Available records:
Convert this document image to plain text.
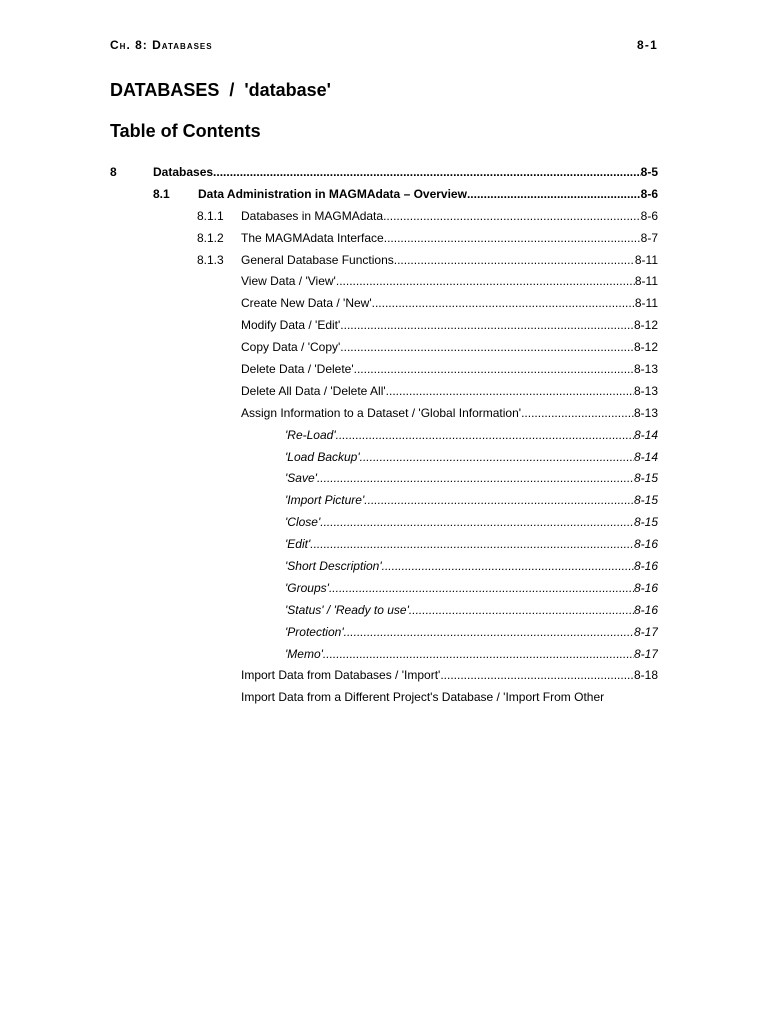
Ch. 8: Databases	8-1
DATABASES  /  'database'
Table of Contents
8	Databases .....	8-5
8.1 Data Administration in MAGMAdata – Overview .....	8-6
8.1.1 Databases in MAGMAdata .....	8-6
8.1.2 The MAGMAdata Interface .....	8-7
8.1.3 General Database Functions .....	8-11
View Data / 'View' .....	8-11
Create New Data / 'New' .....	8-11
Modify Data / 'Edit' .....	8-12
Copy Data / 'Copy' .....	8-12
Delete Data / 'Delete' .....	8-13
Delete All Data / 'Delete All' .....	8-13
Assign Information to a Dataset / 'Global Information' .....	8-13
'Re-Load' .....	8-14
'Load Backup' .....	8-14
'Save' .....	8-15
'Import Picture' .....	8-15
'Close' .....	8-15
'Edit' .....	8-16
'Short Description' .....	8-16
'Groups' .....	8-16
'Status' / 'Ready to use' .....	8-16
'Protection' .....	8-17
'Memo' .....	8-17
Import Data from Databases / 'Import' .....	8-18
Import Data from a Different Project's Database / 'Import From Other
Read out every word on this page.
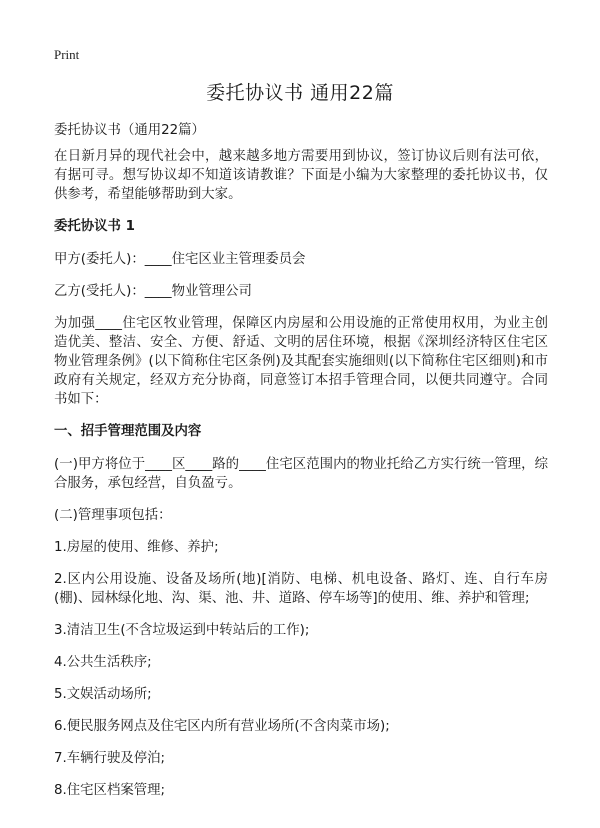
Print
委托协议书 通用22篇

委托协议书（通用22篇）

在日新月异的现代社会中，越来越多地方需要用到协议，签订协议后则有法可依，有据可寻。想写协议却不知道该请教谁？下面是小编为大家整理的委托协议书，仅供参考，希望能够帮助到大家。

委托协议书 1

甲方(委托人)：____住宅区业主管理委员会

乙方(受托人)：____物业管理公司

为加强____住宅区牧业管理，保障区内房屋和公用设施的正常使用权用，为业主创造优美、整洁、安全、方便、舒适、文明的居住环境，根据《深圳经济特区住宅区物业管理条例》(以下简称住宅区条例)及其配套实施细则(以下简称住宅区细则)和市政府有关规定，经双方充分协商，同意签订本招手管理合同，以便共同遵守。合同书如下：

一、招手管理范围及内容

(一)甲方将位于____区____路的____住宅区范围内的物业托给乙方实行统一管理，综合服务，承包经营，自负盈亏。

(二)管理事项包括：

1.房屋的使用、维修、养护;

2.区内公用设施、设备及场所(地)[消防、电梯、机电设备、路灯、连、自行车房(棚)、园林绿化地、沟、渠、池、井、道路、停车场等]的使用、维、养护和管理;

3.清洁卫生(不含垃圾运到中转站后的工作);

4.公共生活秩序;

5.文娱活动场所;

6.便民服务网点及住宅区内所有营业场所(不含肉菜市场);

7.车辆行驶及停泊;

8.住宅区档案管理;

Do this:
Write out every entry again word for word, without any of the pictures.

Written answer:
Convert this document image to plain text.
Ch. 8: Databases	8-1
DATABASES  /  'database'
Table of Contents
8	Databases .....	8-5
8.1 Data Administration in MAGMAdata – Overview .....	8-6
8.1.1 Databases in MAGMAdata .....	8-6
8.1.2 The MAGMAdata Interface .....	8-7
8.1.3 General Database Functions .....	8-11
View Data / 'View' .....	8-11
Create New Data / 'New' .....	8-11
Modify Data / 'Edit' .....	8-12
Copy Data / 'Copy' .....	8-12
Delete Data / 'Delete' .....	8-13
Delete All Data / 'Delete All' .....	8-13
Assign Information to a Dataset / 'Global Information' .....	8-13
'Re-Load' .....	8-14
'Load Backup' .....	8-14
'Save' .....	8-15
'Import Picture' .....	8-15
'Close' .....	8-15
'Edit' .....	8-16
'Short Description' .....	8-16
'Groups' .....	8-16
'Status' / 'Ready to use' .....	8-16
'Protection' .....	8-17
'Memo' .....	8-17
Import Data from Databases / 'Import' .....	8-18
Import Data from a Different Project's Database / 'Import From Other
Read out every word on this page.
Print
委托协议书 通用22篇

委托协议书（通用22篇）

在日新月异的现代社会中，越来越多地方需要用到协议，签订协议后则有法可依，有据可寻。想写协议却不知道该请教谁？下面是小编为大家整理的委托协议书，仅供参考，希望能够帮助到大家。

委托协议书 1

甲方(委托人)：____住宅区业主管理委员会

乙方(受托人)：____物业管理公司

为加强____住宅区牧业管理，保障区内房屋和公用设施的正常使用权用，为业主创造优美、整洁、安全、方便、舒适、文明的居住环境，根据《深圳经济特区住宅区物业管理条例》(以下简称住宅区条例)及其配套实施细则(以下简称住宅区细则)和市政府有关规定，经双方充分协商，同意签订本招手管理合同，以便共同遵守。合同书如下：

一、招手管理范围及内容

(一)甲方将位于____区____路的____住宅区范围内的物业托给乙方实行统一管理，综合服务，承包经营，自负盈亏。

(二)管理事项包括：

1.房屋的使用、维修、养护;

2.区内公用设施、设备及场所(地)[消防、电梯、机电设备、路灯、连、自行车房(棚)、园林绿化地、沟、渠、池、井、道路、停车场等]的使用、维、养护和管理;

3.清洁卫生(不含垃圾运到中转站后的工作);

4.公共生活秩序;

5.文娱活动场所;

6.便民服务网点及住宅区内所有营业场所(不含肉菜市场);

7.车辆行驶及停泊;

8.住宅区档案管理;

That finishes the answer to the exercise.